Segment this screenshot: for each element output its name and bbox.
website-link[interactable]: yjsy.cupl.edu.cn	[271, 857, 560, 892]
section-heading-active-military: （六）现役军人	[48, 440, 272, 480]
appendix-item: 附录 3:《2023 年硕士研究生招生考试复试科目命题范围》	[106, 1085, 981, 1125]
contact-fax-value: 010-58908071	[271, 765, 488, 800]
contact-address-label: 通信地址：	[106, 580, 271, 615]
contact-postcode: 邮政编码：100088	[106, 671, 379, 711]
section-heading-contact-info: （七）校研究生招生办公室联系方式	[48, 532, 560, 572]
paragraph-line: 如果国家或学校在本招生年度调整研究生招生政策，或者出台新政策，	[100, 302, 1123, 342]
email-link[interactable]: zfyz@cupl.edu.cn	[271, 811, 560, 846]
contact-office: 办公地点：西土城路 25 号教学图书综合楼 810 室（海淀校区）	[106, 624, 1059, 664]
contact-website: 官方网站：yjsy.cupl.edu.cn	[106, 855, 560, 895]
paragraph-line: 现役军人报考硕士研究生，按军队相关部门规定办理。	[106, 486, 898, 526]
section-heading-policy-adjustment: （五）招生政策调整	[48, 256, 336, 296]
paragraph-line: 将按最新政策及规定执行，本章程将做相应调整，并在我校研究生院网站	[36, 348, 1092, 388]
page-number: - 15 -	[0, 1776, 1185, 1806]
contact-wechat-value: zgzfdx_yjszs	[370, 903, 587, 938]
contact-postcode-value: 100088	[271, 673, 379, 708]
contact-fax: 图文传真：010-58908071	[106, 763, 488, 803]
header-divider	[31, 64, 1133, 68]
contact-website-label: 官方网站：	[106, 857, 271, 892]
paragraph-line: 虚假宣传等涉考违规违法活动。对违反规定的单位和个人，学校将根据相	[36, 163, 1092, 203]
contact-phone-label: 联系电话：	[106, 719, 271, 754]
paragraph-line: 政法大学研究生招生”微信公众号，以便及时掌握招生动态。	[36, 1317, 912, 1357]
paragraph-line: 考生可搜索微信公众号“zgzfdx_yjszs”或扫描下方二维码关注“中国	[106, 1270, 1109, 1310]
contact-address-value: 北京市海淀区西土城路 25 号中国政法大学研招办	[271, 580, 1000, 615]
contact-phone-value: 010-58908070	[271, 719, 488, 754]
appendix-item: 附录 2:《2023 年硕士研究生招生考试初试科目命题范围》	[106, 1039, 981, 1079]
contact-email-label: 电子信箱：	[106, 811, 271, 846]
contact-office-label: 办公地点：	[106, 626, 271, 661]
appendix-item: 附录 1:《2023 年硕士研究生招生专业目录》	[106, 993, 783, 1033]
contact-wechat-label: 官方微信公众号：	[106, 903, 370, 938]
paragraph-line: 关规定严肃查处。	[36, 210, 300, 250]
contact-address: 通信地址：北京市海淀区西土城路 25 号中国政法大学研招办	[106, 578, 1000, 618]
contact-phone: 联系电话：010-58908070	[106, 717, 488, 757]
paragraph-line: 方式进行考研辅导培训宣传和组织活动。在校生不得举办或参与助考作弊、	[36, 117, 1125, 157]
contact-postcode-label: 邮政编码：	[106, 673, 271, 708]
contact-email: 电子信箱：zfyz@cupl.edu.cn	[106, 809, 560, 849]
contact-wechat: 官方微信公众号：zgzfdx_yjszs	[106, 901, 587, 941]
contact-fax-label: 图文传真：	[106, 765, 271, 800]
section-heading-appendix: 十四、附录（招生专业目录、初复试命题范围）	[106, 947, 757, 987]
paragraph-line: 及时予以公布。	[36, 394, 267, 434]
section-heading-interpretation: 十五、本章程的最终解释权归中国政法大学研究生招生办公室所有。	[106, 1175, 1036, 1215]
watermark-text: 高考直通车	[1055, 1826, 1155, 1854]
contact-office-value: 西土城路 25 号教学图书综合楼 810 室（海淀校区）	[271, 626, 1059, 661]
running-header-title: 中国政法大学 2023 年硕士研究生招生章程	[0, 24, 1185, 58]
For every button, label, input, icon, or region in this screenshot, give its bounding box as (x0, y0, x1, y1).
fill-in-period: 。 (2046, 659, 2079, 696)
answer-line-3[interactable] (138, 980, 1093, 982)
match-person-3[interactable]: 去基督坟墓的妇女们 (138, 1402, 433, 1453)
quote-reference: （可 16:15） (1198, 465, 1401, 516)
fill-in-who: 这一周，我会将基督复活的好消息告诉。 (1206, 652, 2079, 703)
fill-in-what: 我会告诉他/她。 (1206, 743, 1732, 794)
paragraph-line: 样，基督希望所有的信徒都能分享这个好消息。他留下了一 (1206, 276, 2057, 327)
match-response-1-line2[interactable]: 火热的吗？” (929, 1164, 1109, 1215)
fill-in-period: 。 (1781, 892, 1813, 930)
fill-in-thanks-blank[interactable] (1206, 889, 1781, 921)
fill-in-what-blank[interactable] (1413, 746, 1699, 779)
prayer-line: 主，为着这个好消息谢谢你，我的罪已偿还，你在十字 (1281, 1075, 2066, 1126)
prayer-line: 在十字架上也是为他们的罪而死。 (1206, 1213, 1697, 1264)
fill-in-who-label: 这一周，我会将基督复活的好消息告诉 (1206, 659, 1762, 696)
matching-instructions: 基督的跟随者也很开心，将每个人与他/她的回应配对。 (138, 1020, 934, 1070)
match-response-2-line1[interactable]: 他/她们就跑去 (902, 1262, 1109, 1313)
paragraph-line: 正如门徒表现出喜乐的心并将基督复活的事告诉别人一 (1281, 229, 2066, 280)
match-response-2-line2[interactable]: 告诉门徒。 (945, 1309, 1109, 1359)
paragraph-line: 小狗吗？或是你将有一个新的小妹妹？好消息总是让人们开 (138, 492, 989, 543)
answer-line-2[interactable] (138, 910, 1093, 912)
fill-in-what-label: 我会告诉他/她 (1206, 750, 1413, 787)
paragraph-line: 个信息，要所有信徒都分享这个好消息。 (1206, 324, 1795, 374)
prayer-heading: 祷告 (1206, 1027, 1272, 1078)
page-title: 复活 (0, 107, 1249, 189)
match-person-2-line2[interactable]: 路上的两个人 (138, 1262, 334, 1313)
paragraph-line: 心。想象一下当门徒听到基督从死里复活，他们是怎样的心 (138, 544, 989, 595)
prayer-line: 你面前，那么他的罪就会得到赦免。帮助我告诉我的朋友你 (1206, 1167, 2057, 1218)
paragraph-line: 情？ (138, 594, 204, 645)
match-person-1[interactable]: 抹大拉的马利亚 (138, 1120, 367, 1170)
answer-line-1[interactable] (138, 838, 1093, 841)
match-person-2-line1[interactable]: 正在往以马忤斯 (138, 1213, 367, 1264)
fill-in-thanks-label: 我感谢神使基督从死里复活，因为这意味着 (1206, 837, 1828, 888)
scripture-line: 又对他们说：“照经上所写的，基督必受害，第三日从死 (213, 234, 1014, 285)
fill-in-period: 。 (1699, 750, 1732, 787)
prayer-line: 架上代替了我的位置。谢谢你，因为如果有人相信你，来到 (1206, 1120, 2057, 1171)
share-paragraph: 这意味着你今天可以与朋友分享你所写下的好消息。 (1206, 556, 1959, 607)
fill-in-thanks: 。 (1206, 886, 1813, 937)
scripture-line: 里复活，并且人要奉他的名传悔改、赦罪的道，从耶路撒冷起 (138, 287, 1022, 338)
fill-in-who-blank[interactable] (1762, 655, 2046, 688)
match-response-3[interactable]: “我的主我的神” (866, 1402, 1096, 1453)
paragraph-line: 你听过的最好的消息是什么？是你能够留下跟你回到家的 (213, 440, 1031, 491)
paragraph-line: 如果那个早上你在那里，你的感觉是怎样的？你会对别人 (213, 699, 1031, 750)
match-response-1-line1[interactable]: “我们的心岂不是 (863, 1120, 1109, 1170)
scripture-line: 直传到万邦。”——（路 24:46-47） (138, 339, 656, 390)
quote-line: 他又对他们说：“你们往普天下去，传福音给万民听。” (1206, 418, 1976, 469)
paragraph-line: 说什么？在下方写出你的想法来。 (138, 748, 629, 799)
= = = = =
## Goal
Could you put the lines of the records above into a numbered list, running from the start of the records through the line that contains "765, 488, 800]", both included and blank lines left out?

## In response
1. Segment this screenshot: for each element output its name and bbox.
2. website-link[interactable]: yjsy.cupl.edu.cn	[271, 857, 560, 892]
3. section-heading-active-military: （六）现役军人	[48, 440, 272, 480]
4. appendix-item: 附录 3:《2023 年硕士研究生招生考试复试科目命题范围》	[106, 1085, 981, 1125]
5. contact-fax-value: 010-58908071	[271, 765, 488, 800]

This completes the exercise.